Output the records exactly as they appear, with no pictures included.
Start of Dataset extract
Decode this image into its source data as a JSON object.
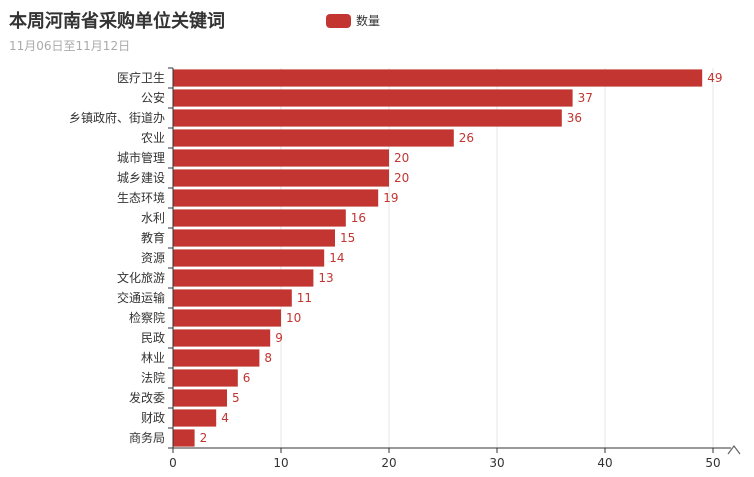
{
  "title": "本周河南省采购单位关键词",
  "subtitle": "11月06日至11月12日",
  "colors": {
    "bar": "#c23531",
    "axis": "#333333",
    "grid": "#e6e6e6",
    "tick_text": "#333333"
  },
  "legend_icon": "up-caret-icon",
  "chart_data": {
    "type": "bar",
    "orientation": "horizontal",
    "title": "本周河南省采购单位关键词",
    "subtitle": "11月06日至11月12日",
    "categories": [
      "医疗卫生",
      "公安",
      "乡镇政府、街道办",
      "农业",
      "城市管理",
      "城乡建设",
      "生态环境",
      "水利",
      "教育",
      "资源",
      "文化旅游",
      "交通运输",
      "检察院",
      "民政",
      "林业",
      "法院",
      "发改委",
      "财政",
      "商务局"
    ],
    "series": [
      {
        "name": "数量",
        "values": [
          49,
          37,
          36,
          26,
          20,
          20,
          19,
          16,
          15,
          14,
          13,
          11,
          10,
          9,
          8,
          6,
          5,
          4,
          2
        ]
      }
    ],
    "xlim": [
      0,
      50
    ],
    "xticks": [
      0,
      10,
      20,
      30,
      40,
      50
    ],
    "grid": true,
    "legend": "top-center",
    "data_labels": true
  }
}
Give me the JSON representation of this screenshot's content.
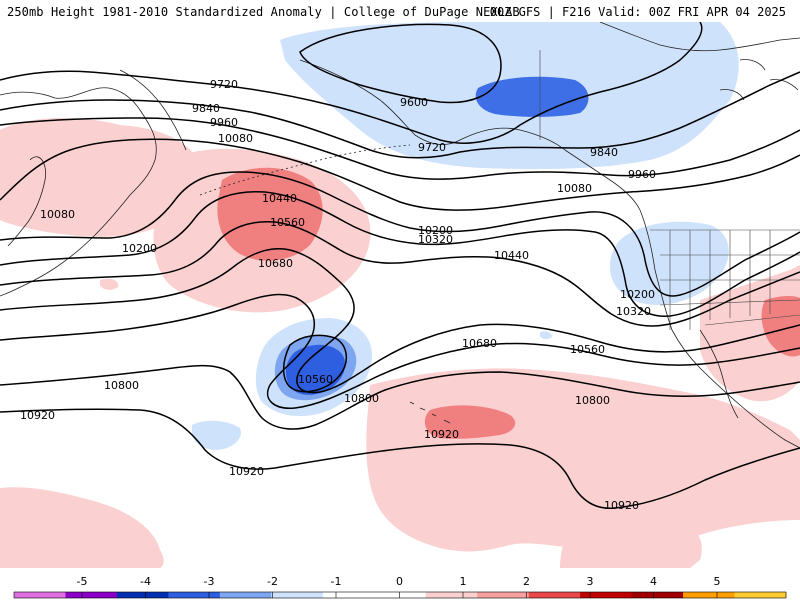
{
  "header": {
    "title_left": "250mb Height 1981-2010 Standardized Anomaly | College of DuPage NEXLAB",
    "title_right": "00Z GFS | F216 Valid: 00Z FRI APR 04 2025"
  },
  "contour_labels": [
    {
      "id": "9720",
      "text": "9720"
    },
    {
      "id": "9600",
      "text": "9600"
    },
    {
      "id": "9840a",
      "text": "9840"
    },
    {
      "id": "9960a",
      "text": "9960"
    },
    {
      "id": "9720b",
      "text": "9720"
    },
    {
      "id": "9840b",
      "text": "9840"
    },
    {
      "id": "9960b",
      "text": "9960"
    },
    {
      "id": "10080a",
      "text": "10080"
    },
    {
      "id": "10080b",
      "text": "10080"
    },
    {
      "id": "10080c",
      "text": "10080"
    },
    {
      "id": "10440a",
      "text": "10440"
    },
    {
      "id": "10560a",
      "text": "10560"
    },
    {
      "id": "10200a",
      "text": "10200"
    },
    {
      "id": "10200b",
      "text": "10200"
    },
    {
      "id": "10320a",
      "text": "10320"
    },
    {
      "id": "10440b",
      "text": "10440"
    },
    {
      "id": "10680a",
      "text": "10680"
    },
    {
      "id": "10200c",
      "text": "10200"
    },
    {
      "id": "10320b",
      "text": "10320"
    },
    {
      "id": "10560b",
      "text": "10560"
    },
    {
      "id": "10680b",
      "text": "10680"
    },
    {
      "id": "10560c",
      "text": "10560"
    },
    {
      "id": "10800a",
      "text": "10800"
    },
    {
      "id": "10800b",
      "text": "10800"
    },
    {
      "id": "10800c",
      "text": "10800"
    },
    {
      "id": "10920a",
      "text": "10920"
    },
    {
      "id": "10920b",
      "text": "10920"
    },
    {
      "id": "10920c",
      "text": "10920"
    },
    {
      "id": "10920d",
      "text": "10920"
    }
  ],
  "legend": {
    "ticks": [
      "-5",
      "-4",
      "-3",
      "-2",
      "-1",
      "0",
      "1",
      "2",
      "3",
      "4",
      "5"
    ],
    "colors": [
      "#e070e0",
      "#8a00c8",
      "#0030b0",
      "#2e5fe0",
      "#7ea6f0",
      "#cfe2fb",
      "#ffffff",
      "#ffffff",
      "#fbd0d0",
      "#f7a0a0",
      "#e84848",
      "#c00000",
      "#a00000",
      "#ff9e00",
      "#ffcc33"
    ]
  }
}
End of Dataset extract
▶ [The reply]
Decode this image into its source data as a JSON object.
{
  "title": "本周河南省采购单位关键词",
  "subtitle": "11月06日至11月12日",
  "colors": {
    "bar": "#c23531",
    "axis": "#333333",
    "grid": "#e6e6e6",
    "tick_text": "#333333"
  },
  "legend_icon": "up-caret-icon",
  "chart_data": {
    "type": "bar",
    "orientation": "horizontal",
    "title": "本周河南省采购单位关键词",
    "subtitle": "11月06日至11月12日",
    "categories": [
      "医疗卫生",
      "公安",
      "乡镇政府、街道办",
      "农业",
      "城市管理",
      "城乡建设",
      "生态环境",
      "水利",
      "教育",
      "资源",
      "文化旅游",
      "交通运输",
      "检察院",
      "民政",
      "林业",
      "法院",
      "发改委",
      "财政",
      "商务局"
    ],
    "series": [
      {
        "name": "数量",
        "values": [
          49,
          37,
          36,
          26,
          20,
          20,
          19,
          16,
          15,
          14,
          13,
          11,
          10,
          9,
          8,
          6,
          5,
          4,
          2
        ]
      }
    ],
    "xlim": [
      0,
      50
    ],
    "xticks": [
      0,
      10,
      20,
      30,
      40,
      50
    ],
    "grid": true,
    "legend": "top-center",
    "data_labels": true
  }
}
Give me the JSON representation of this screenshot's content.
{
  "header": {
    "title_left": "250mb Height 1981-2010 Standardized Anomaly | College of DuPage NEXLAB",
    "title_right": "00Z GFS | F216 Valid: 00Z FRI APR 04 2025"
  },
  "contour_labels": [
    {
      "id": "9720",
      "text": "9720"
    },
    {
      "id": "9600",
      "text": "9600"
    },
    {
      "id": "9840a",
      "text": "9840"
    },
    {
      "id": "9960a",
      "text": "9960"
    },
    {
      "id": "9720b",
      "text": "9720"
    },
    {
      "id": "9840b",
      "text": "9840"
    },
    {
      "id": "9960b",
      "text": "9960"
    },
    {
      "id": "10080a",
      "text": "10080"
    },
    {
      "id": "10080b",
      "text": "10080"
    },
    {
      "id": "10080c",
      "text": "10080"
    },
    {
      "id": "10440a",
      "text": "10440"
    },
    {
      "id": "10560a",
      "text": "10560"
    },
    {
      "id": "10200a",
      "text": "10200"
    },
    {
      "id": "10200b",
      "text": "10200"
    },
    {
      "id": "10320a",
      "text": "10320"
    },
    {
      "id": "10440b",
      "text": "10440"
    },
    {
      "id": "10680a",
      "text": "10680"
    },
    {
      "id": "10200c",
      "text": "10200"
    },
    {
      "id": "10320b",
      "text": "10320"
    },
    {
      "id": "10560b",
      "text": "10560"
    },
    {
      "id": "10680b",
      "text": "10680"
    },
    {
      "id": "10560c",
      "text": "10560"
    },
    {
      "id": "10800a",
      "text": "10800"
    },
    {
      "id": "10800b",
      "text": "10800"
    },
    {
      "id": "10800c",
      "text": "10800"
    },
    {
      "id": "10920a",
      "text": "10920"
    },
    {
      "id": "10920b",
      "text": "10920"
    },
    {
      "id": "10920c",
      "text": "10920"
    },
    {
      "id": "10920d",
      "text": "10920"
    }
  ],
  "legend": {
    "ticks": [
      "-5",
      "-4",
      "-3",
      "-2",
      "-1",
      "0",
      "1",
      "2",
      "3",
      "4",
      "5"
    ],
    "colors": [
      "#e070e0",
      "#8a00c8",
      "#0030b0",
      "#2e5fe0",
      "#7ea6f0",
      "#cfe2fb",
      "#ffffff",
      "#ffffff",
      "#fbd0d0",
      "#f7a0a0",
      "#e84848",
      "#c00000",
      "#a00000",
      "#ff9e00",
      "#ffcc33"
    ]
  }
}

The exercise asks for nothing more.